> YOUR OBJECTIVE:
What is needed here is an exact copy of every entry.

"""

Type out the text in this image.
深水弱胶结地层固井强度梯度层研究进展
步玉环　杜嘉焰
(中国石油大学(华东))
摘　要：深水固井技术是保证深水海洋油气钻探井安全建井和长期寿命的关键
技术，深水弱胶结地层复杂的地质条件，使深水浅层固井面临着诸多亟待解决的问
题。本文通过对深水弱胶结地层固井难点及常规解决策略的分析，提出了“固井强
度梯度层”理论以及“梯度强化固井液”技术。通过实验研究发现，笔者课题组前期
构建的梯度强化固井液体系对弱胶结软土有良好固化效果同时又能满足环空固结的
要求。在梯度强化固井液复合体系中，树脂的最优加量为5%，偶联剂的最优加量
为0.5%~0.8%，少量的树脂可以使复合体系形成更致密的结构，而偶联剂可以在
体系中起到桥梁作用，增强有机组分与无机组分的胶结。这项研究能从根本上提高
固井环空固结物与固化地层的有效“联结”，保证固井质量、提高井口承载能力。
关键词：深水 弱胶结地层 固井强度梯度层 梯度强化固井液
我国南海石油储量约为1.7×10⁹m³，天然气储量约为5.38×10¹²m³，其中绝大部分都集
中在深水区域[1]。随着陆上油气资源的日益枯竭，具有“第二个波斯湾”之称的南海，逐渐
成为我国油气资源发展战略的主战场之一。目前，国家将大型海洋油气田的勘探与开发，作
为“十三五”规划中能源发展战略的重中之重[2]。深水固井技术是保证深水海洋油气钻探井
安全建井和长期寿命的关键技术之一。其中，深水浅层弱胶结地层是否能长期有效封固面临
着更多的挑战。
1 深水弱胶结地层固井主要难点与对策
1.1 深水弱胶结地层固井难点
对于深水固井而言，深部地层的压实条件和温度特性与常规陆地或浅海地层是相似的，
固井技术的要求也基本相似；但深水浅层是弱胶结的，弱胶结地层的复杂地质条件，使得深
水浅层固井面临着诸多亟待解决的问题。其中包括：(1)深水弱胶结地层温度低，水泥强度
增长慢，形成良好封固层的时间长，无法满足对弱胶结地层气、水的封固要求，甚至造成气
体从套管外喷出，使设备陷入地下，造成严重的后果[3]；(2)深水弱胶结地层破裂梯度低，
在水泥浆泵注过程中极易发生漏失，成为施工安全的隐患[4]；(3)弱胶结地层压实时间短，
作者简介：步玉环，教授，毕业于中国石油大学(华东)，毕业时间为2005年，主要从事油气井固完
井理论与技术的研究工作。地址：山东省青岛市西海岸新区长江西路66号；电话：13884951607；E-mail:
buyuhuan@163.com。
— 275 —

"""

> COMPLETE ANSWER:
Type out the text in this image.
深水弱胶结地层固井强度梯度层研究进展
步玉环　杜嘉焰
(中国石油大学(华东))
摘　要：深水固井技术是保证深水海洋油气钻探井安全建井和长期寿命的关键
技术，深水弱胶结地层复杂的地质条件，使深水浅层固井面临着诸多亟待解决的问
题。本文通过对深水弱胶结地层固井难点及常规解决策略的分析，提出了“固井强
度梯度层”理论以及“梯度强化固井液”技术。通过实验研究发现，笔者课题组前期
构建的梯度强化固井液体系对弱胶结软土有良好固化效果同时又能满足环空固结的
要求。在梯度强化固井液复合体系中，树脂的最优加量为5%，偶联剂的最优加量
为0.5%~0.8%，少量的树脂可以使复合体系形成更致密的结构，而偶联剂可以在
体系中起到桥梁作用，增强有机组分与无机组分的胶结。这项研究能从根本上提高
固井环空固结物与固化地层的有效“联结”，保证固井质量、提高井口承载能力。
关键词：深水 弱胶结地层 固井强度梯度层 梯度强化固井液
我国南海石油储量约为1.7×10⁹m³，天然气储量约为5.38×10¹²m³，其中绝大部分都集
中在深水区域[1]。随着陆上油气资源的日益枯竭，具有“第二个波斯湾”之称的南海，逐渐
成为我国油气资源发展战略的主战场之一。目前，国家将大型海洋油气田的勘探与开发，作
为“十三五”规划中能源发展战略的重中之重[2]。深水固井技术是保证深水海洋油气钻探井
安全建井和长期寿命的关键技术之一。其中，深水浅层弱胶结地层是否能长期有效封固面临
着更多的挑战。
1 深水弱胶结地层固井主要难点与对策
1.1 深水弱胶结地层固井难点
对于深水固井而言，深部地层的压实条件和温度特性与常规陆地或浅海地层是相似的，
固井技术的要求也基本相似；但深水浅层是弱胶结的，弱胶结地层的复杂地质条件，使得深
水浅层固井面临着诸多亟待解决的问题。其中包括：(1)深水弱胶结地层温度低，水泥强度
增长慢，形成良好封固层的时间长，无法满足对弱胶结地层气、水的封固要求，甚至造成气
体从套管外喷出，使设备陷入地下，造成严重的后果[3]；(2)深水弱胶结地层破裂梯度低，
在水泥浆泵注过程中极易发生漏失，成为施工安全的隐患[4]；(3)弱胶结地层压实时间短，
作者简介：步玉环，教授，毕业于中国石油大学(华东)，毕业时间为2005年，主要从事油气井固完
井理论与技术的研究工作。地址：山东省青岛市西海岸新区长江西路66号；电话：13884951607；E-mail:
buyuhuan@163.com。
— 275 —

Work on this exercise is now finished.